Records from a dataset>
■ ■ ■ ■ ■
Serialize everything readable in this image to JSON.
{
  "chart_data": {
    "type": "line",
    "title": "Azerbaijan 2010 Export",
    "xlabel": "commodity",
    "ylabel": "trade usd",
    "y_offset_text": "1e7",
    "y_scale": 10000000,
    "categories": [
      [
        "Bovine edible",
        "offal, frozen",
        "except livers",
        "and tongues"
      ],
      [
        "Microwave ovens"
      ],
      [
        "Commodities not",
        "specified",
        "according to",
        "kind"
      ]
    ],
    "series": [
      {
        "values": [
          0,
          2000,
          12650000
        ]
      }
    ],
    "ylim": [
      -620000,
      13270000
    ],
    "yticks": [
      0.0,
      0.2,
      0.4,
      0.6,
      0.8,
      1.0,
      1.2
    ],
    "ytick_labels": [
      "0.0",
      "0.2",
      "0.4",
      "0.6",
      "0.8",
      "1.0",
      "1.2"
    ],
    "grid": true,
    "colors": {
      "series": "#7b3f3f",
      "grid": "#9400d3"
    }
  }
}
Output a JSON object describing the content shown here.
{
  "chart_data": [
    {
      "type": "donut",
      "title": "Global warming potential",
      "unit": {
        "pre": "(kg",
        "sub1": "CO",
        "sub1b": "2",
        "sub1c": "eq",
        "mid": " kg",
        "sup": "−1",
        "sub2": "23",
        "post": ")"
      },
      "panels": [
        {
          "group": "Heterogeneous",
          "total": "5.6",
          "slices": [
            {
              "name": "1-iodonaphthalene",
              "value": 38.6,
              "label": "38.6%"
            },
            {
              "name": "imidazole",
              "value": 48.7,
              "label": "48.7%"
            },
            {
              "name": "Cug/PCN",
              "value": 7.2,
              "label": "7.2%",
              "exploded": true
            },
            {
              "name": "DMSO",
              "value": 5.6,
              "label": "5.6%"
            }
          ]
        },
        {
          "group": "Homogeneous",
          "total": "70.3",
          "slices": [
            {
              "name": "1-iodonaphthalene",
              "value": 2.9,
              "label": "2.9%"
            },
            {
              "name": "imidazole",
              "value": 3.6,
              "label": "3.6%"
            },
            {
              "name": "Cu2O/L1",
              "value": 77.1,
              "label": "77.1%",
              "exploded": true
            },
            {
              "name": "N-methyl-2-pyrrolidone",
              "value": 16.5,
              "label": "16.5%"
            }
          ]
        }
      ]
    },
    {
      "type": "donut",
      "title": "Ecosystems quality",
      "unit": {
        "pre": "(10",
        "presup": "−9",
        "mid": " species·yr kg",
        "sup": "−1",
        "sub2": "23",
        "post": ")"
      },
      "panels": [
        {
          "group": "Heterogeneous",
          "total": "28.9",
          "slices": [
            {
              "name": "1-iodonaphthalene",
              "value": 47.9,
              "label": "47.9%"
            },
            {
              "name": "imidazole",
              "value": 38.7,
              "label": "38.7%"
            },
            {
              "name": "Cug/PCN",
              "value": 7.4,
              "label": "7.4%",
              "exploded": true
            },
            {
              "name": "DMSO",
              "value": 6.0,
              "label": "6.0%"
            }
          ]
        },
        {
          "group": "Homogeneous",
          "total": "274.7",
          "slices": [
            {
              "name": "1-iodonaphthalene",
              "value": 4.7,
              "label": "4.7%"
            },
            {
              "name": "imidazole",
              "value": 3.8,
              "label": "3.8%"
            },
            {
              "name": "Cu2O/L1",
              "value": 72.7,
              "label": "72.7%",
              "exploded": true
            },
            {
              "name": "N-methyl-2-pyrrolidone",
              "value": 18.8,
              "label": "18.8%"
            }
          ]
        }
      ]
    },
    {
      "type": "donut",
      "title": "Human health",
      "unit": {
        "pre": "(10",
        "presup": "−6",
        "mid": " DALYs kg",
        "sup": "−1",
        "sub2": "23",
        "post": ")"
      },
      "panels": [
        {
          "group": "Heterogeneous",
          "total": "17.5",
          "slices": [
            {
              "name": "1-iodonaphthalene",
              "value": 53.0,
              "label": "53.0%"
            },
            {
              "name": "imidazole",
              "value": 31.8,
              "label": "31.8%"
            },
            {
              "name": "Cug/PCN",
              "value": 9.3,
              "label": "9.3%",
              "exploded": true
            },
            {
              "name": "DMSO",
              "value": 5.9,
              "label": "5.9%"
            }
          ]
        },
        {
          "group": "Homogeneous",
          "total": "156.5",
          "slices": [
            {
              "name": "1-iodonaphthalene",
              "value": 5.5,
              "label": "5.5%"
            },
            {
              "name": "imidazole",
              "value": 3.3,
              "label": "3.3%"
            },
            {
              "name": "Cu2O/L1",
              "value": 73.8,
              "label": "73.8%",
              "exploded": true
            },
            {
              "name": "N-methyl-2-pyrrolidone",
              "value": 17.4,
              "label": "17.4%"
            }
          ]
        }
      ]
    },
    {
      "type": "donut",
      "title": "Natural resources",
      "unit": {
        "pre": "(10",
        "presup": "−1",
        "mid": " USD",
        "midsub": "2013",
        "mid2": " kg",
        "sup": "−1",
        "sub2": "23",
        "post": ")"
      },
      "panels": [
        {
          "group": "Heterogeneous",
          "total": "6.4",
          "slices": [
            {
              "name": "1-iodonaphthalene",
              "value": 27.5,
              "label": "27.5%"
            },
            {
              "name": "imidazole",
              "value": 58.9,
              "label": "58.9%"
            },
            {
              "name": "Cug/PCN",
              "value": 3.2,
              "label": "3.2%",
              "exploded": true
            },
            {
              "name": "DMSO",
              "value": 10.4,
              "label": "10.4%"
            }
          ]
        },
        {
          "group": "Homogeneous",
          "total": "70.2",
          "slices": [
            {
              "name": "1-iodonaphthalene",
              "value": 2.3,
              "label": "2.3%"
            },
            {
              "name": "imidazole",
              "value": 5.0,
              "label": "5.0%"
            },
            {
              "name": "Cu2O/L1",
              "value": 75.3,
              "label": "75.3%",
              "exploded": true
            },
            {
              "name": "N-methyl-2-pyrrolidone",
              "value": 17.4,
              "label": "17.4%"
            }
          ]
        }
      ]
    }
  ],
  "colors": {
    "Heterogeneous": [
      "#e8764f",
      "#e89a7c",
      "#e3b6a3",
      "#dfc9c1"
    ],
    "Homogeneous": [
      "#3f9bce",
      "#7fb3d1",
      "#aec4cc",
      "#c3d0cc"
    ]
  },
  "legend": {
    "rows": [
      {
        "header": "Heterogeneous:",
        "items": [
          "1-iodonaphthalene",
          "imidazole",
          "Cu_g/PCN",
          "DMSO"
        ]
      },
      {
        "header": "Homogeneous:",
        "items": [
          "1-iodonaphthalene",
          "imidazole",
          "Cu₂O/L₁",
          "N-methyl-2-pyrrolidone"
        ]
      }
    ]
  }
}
■ ■ ■ ■ ■
What is required>
Give the data again, exactly as it stands.

Result of this task>
Serialize everything readable in this image to JSON.
{
  "chart_data": {
    "type": "line",
    "title": "Azerbaijan 2010 Export",
    "xlabel": "commodity",
    "ylabel": "trade usd",
    "y_offset_text": "1e7",
    "y_scale": 10000000,
    "categories": [
      [
        "Bovine edible",
        "offal, frozen",
        "except livers",
        "and tongues"
      ],
      [
        "Microwave ovens"
      ],
      [
        "Commodities not",
        "specified",
        "according to",
        "kind"
      ]
    ],
    "series": [
      {
        "values": [
          0,
          2000,
          12650000
        ]
      }
    ],
    "ylim": [
      -620000,
      13270000
    ],
    "yticks": [
      0.0,
      0.2,
      0.4,
      0.6,
      0.8,
      1.0,
      1.2
    ],
    "ytick_labels": [
      "0.0",
      "0.2",
      "0.4",
      "0.6",
      "0.8",
      "1.0",
      "1.2"
    ],
    "grid": true,
    "colors": {
      "series": "#7b3f3f",
      "grid": "#9400d3"
    }
  }
}
Output a JSON object describing the content shown here.
{
  "chart_data": [
    {
      "type": "donut",
      "title": "Global warming potential",
      "unit": {
        "pre": "(kg",
        "sub1": "CO",
        "sub1b": "2",
        "sub1c": "eq",
        "mid": " kg",
        "sup": "−1",
        "sub2": "23",
        "post": ")"
      },
      "panels": [
        {
          "group": "Heterogeneous",
          "total": "5.6",
          "slices": [
            {
              "name": "1-iodonaphthalene",
              "value": 38.6,
              "label": "38.6%"
            },
            {
              "name": "imidazole",
              "value": 48.7,
              "label": "48.7%"
            },
            {
              "name": "Cug/PCN",
              "value": 7.2,
              "label": "7.2%",
              "exploded": true
            },
            {
              "name": "DMSO",
              "value": 5.6,
              "label": "5.6%"
            }
          ]
        },
        {
          "group": "Homogeneous",
          "total": "70.3",
          "slices": [
            {
              "name": "1-iodonaphthalene",
              "value": 2.9,
              "label": "2.9%"
            },
            {
              "name": "imidazole",
              "value": 3.6,
              "label": "3.6%"
            },
            {
              "name": "Cu2O/L1",
              "value": 77.1,
              "label": "77.1%",
              "exploded": true
            },
            {
              "name": "N-methyl-2-pyrrolidone",
              "value": 16.5,
              "label": "16.5%"
            }
          ]
        }
      ]
    },
    {
      "type": "donut",
      "title": "Ecosystems quality",
      "unit": {
        "pre": "(10",
        "presup": "−9",
        "mid": " species·yr kg",
        "sup": "−1",
        "sub2": "23",
        "post": ")"
      },
      "panels": [
        {
          "group": "Heterogeneous",
          "total": "28.9",
          "slices": [
            {
              "name": "1-iodonaphthalene",
              "value": 47.9,
              "label": "47.9%"
            },
            {
              "name": "imidazole",
              "value": 38.7,
              "label": "38.7%"
            },
            {
              "name": "Cug/PCN",
              "value": 7.4,
              "label": "7.4%",
              "exploded": true
            },
            {
              "name": "DMSO",
              "value": 6.0,
              "label": "6.0%"
            }
          ]
        },
        {
          "group": "Homogeneous",
          "total": "274.7",
          "slices": [
            {
              "name": "1-iodonaphthalene",
              "value": 4.7,
              "label": "4.7%"
            },
            {
              "name": "imidazole",
              "value": 3.8,
              "label": "3.8%"
            },
            {
              "name": "Cu2O/L1",
              "value": 72.7,
              "label": "72.7%",
              "exploded": true
            },
            {
              "name": "N-methyl-2-pyrrolidone",
              "value": 18.8,
              "label": "18.8%"
            }
          ]
        }
      ]
    },
    {
      "type": "donut",
      "title": "Human health",
      "unit": {
        "pre": "(10",
        "presup": "−6",
        "mid": " DALYs kg",
        "sup": "−1",
        "sub2": "23",
        "post": ")"
      },
      "panels": [
        {
          "group": "Heterogeneous",
          "total": "17.5",
          "slices": [
            {
              "name": "1-iodonaphthalene",
              "value": 53.0,
              "label": "53.0%"
            },
            {
              "name": "imidazole",
              "value": 31.8,
              "label": "31.8%"
            },
            {
              "name": "Cug/PCN",
              "value": 9.3,
              "label": "9.3%",
              "exploded": true
            },
            {
              "name": "DMSO",
              "value": 5.9,
              "label": "5.9%"
            }
          ]
        },
        {
          "group": "Homogeneous",
          "total": "156.5",
          "slices": [
            {
              "name": "1-iodonaphthalene",
              "value": 5.5,
              "label": "5.5%"
            },
            {
              "name": "imidazole",
              "value": 3.3,
              "label": "3.3%"
            },
            {
              "name": "Cu2O/L1",
              "value": 73.8,
              "label": "73.8%",
              "exploded": true
            },
            {
              "name": "N-methyl-2-pyrrolidone",
              "value": 17.4,
              "label": "17.4%"
            }
          ]
        }
      ]
    },
    {
      "type": "donut",
      "title": "Natural resources",
      "unit": {
        "pre": "(10",
        "presup": "−1",
        "mid": " USD",
        "midsub": "2013",
        "mid2": " kg",
        "sup": "−1",
        "sub2": "23",
        "post": ")"
      },
      "panels": [
        {
          "group": "Heterogeneous",
          "total": "6.4",
          "slices": [
            {
              "name": "1-iodonaphthalene",
              "value": 27.5,
              "label": "27.5%"
            },
            {
              "name": "imidazole",
              "value": 58.9,
              "label": "58.9%"
            },
            {
              "name": "Cug/PCN",
              "value": 3.2,
              "label": "3.2%",
              "exploded": true
            },
            {
              "name": "DMSO",
              "value": 10.4,
              "label": "10.4%"
            }
          ]
        },
        {
          "group": "Homogeneous",
          "total": "70.2",
          "slices": [
            {
              "name": "1-iodonaphthalene",
              "value": 2.3,
              "label": "2.3%"
            },
            {
              "name": "imidazole",
              "value": 5.0,
              "label": "5.0%"
            },
            {
              "name": "Cu2O/L1",
              "value": 75.3,
              "label": "75.3%",
              "exploded": true
            },
            {
              "name": "N-methyl-2-pyrrolidone",
              "value": 17.4,
              "label": "17.4%"
            }
          ]
        }
      ]
    }
  ],
  "colors": {
    "Heterogeneous": [
      "#e8764f",
      "#e89a7c",
      "#e3b6a3",
      "#dfc9c1"
    ],
    "Homogeneous": [
      "#3f9bce",
      "#7fb3d1",
      "#aec4cc",
      "#c3d0cc"
    ]
  },
  "legend": {
    "rows": [
      {
        "header": "Heterogeneous:",
        "items": [
          "1-iodonaphthalene",
          "imidazole",
          "Cu_g/PCN",
          "DMSO"
        ]
      },
      {
        "header": "Homogeneous:",
        "items": [
          "1-iodonaphthalene",
          "imidazole",
          "Cu₂O/L₁",
          "N-methyl-2-pyrrolidone"
        ]
      }
    ]
  }
}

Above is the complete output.